* Description of the task:
Exact repetition is required: output every record in full.
[begin Exercise materials]
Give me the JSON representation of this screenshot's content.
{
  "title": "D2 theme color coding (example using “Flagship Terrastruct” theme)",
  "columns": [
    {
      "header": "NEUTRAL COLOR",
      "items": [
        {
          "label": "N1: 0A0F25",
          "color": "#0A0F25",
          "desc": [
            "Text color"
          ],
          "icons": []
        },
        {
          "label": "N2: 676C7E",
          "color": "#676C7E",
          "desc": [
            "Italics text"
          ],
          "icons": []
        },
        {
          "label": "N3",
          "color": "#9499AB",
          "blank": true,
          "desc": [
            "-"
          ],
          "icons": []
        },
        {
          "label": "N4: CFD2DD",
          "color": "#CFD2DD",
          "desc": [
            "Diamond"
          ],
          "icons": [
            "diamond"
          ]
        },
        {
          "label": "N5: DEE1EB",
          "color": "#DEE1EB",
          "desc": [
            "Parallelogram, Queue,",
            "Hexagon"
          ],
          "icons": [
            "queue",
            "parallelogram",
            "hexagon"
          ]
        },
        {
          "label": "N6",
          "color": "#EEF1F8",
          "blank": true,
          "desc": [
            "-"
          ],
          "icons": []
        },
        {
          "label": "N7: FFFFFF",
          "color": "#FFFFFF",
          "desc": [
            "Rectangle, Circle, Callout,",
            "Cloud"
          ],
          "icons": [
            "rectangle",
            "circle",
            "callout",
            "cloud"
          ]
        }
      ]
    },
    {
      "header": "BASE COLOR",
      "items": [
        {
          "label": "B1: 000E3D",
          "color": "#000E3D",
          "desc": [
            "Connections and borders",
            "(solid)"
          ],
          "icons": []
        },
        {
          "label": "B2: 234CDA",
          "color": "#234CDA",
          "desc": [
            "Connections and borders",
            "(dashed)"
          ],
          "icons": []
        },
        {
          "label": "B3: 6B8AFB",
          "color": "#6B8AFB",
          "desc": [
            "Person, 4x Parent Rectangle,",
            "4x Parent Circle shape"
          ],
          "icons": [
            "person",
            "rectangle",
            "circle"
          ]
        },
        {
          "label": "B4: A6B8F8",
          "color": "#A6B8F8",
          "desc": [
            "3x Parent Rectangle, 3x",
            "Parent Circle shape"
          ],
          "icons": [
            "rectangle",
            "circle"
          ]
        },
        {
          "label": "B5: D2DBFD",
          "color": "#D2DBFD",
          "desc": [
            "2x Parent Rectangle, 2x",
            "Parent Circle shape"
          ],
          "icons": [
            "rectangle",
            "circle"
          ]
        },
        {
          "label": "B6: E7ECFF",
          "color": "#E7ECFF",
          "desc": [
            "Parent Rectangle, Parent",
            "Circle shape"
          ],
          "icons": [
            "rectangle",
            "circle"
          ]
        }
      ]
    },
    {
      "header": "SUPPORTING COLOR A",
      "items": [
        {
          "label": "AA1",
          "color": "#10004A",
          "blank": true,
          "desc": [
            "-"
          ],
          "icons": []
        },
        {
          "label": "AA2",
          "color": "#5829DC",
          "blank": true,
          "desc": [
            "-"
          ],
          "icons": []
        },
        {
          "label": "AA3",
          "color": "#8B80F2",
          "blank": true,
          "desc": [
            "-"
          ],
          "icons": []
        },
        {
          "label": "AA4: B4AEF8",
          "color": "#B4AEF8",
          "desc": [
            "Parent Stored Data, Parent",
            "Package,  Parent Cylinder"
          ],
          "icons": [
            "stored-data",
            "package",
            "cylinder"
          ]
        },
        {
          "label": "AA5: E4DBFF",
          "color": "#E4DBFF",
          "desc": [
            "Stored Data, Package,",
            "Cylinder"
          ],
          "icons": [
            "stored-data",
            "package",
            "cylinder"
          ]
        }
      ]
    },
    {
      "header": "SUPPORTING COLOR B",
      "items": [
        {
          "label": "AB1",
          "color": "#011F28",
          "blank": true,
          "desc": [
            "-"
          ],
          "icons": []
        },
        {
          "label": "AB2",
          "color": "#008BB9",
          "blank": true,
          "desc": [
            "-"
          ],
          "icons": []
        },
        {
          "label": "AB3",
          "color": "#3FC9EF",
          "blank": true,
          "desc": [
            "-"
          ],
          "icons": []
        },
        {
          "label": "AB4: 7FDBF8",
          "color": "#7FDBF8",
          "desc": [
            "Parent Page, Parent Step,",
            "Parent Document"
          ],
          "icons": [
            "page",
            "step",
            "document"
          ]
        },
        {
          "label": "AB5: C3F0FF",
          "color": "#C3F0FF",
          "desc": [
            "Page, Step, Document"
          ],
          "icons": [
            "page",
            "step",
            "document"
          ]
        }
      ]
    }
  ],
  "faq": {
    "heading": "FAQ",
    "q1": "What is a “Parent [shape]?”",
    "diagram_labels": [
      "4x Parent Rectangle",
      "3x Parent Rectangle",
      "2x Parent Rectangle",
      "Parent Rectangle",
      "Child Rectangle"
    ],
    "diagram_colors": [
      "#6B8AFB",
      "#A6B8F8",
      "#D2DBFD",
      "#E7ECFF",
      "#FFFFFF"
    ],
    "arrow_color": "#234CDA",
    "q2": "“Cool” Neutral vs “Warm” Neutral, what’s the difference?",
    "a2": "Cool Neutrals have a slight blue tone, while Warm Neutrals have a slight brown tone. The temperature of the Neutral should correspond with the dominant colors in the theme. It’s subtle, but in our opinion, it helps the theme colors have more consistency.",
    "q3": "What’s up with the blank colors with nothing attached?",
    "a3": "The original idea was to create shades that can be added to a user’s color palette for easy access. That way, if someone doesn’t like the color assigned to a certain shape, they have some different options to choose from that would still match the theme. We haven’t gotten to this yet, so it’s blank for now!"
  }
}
[end Exercise materials]
* Answer in full:
Give me the JSON representation of this screenshot's content.
{
  "title": "D2 theme color coding (example using “Flagship Terrastruct” theme)",
  "columns": [
    {
      "header": "NEUTRAL COLOR",
      "items": [
        {
          "label": "N1: 0A0F25",
          "color": "#0A0F25",
          "desc": [
            "Text color"
          ],
          "icons": []
        },
        {
          "label": "N2: 676C7E",
          "color": "#676C7E",
          "desc": [
            "Italics text"
          ],
          "icons": []
        },
        {
          "label": "N3",
          "color": "#9499AB",
          "blank": true,
          "desc": [
            "-"
          ],
          "icons": []
        },
        {
          "label": "N4: CFD2DD",
          "color": "#CFD2DD",
          "desc": [
            "Diamond"
          ],
          "icons": [
            "diamond"
          ]
        },
        {
          "label": "N5: DEE1EB",
          "color": "#DEE1EB",
          "desc": [
            "Parallelogram, Queue,",
            "Hexagon"
          ],
          "icons": [
            "queue",
            "parallelogram",
            "hexagon"
          ]
        },
        {
          "label": "N6",
          "color": "#EEF1F8",
          "blank": true,
          "desc": [
            "-"
          ],
          "icons": []
        },
        {
          "label": "N7: FFFFFF",
          "color": "#FFFFFF",
          "desc": [
            "Rectangle, Circle, Callout,",
            "Cloud"
          ],
          "icons": [
            "rectangle",
            "circle",
            "callout",
            "cloud"
          ]
        }
      ]
    },
    {
      "header": "BASE COLOR",
      "items": [
        {
          "label": "B1: 000E3D",
          "color": "#000E3D",
          "desc": [
            "Connections and borders",
            "(solid)"
          ],
          "icons": []
        },
        {
          "label": "B2: 234CDA",
          "color": "#234CDA",
          "desc": [
            "Connections and borders",
            "(dashed)"
          ],
          "icons": []
        },
        {
          "label": "B3: 6B8AFB",
          "color": "#6B8AFB",
          "desc": [
            "Person, 4x Parent Rectangle,",
            "4x Parent Circle shape"
          ],
          "icons": [
            "person",
            "rectangle",
            "circle"
          ]
        },
        {
          "label": "B4: A6B8F8",
          "color": "#A6B8F8",
          "desc": [
            "3x Parent Rectangle, 3x",
            "Parent Circle shape"
          ],
          "icons": [
            "rectangle",
            "circle"
          ]
        },
        {
          "label": "B5: D2DBFD",
          "color": "#D2DBFD",
          "desc": [
            "2x Parent Rectangle, 2x",
            "Parent Circle shape"
          ],
          "icons": [
            "rectangle",
            "circle"
          ]
        },
        {
          "label": "B6: E7ECFF",
          "color": "#E7ECFF",
          "desc": [
            "Parent Rectangle, Parent",
            "Circle shape"
          ],
          "icons": [
            "rectangle",
            "circle"
          ]
        }
      ]
    },
    {
      "header": "SUPPORTING COLOR A",
      "items": [
        {
          "label": "AA1",
          "color": "#10004A",
          "blank": true,
          "desc": [
            "-"
          ],
          "icons": []
        },
        {
          "label": "AA2",
          "color": "#5829DC",
          "blank": true,
          "desc": [
            "-"
          ],
          "icons": []
        },
        {
          "label": "AA3",
          "color": "#8B80F2",
          "blank": true,
          "desc": [
            "-"
          ],
          "icons": []
        },
        {
          "label": "AA4: B4AEF8",
          "color": "#B4AEF8",
          "desc": [
            "Parent Stored Data, Parent",
            "Package,  Parent Cylinder"
          ],
          "icons": [
            "stored-data",
            "package",
            "cylinder"
          ]
        },
        {
          "label": "AA5: E4DBFF",
          "color": "#E4DBFF",
          "desc": [
            "Stored Data, Package,",
            "Cylinder"
          ],
          "icons": [
            "stored-data",
            "package",
            "cylinder"
          ]
        }
      ]
    },
    {
      "header": "SUPPORTING COLOR B",
      "items": [
        {
          "label": "AB1",
          "color": "#011F28",
          "blank": true,
          "desc": [
            "-"
          ],
          "icons": []
        },
        {
          "label": "AB2",
          "color": "#008BB9",
          "blank": true,
          "desc": [
            "-"
          ],
          "icons": []
        },
        {
          "label": "AB3",
          "color": "#3FC9EF",
          "blank": true,
          "desc": [
            "-"
          ],
          "icons": []
        },
        {
          "label": "AB4: 7FDBF8",
          "color": "#7FDBF8",
          "desc": [
            "Parent Page, Parent Step,",
            "Parent Document"
          ],
          "icons": [
            "page",
            "step",
            "document"
          ]
        },
        {
          "label": "AB5: C3F0FF",
          "color": "#C3F0FF",
          "desc": [
            "Page, Step, Document"
          ],
          "icons": [
            "page",
            "step",
            "document"
          ]
        }
      ]
    }
  ],
  "faq": {
    "heading": "FAQ",
    "q1": "What is a “Parent [shape]?”",
    "diagram_labels": [
      "4x Parent Rectangle",
      "3x Parent Rectangle",
      "2x Parent Rectangle",
      "Parent Rectangle",
      "Child Rectangle"
    ],
    "diagram_colors": [
      "#6B8AFB",
      "#A6B8F8",
      "#D2DBFD",
      "#E7ECFF",
      "#FFFFFF"
    ],
    "arrow_color": "#234CDA",
    "q2": "“Cool” Neutral vs “Warm” Neutral, what’s the difference?",
    "a2": "Cool Neutrals have a slight blue tone, while Warm Neutrals have a slight brown tone. The temperature of the Neutral should correspond with the dominant colors in the theme. It’s subtle, but in our opinion, it helps the theme colors have more consistency.",
    "q3": "What’s up with the blank colors with nothing attached?",
    "a3": "The original idea was to create shades that can be added to a user’s color palette for easy access. That way, if someone doesn’t like the color assigned to a certain shape, they have some different options to choose from that would still match the theme. We haven’t gotten to this yet, so it’s blank for now!"
  }
}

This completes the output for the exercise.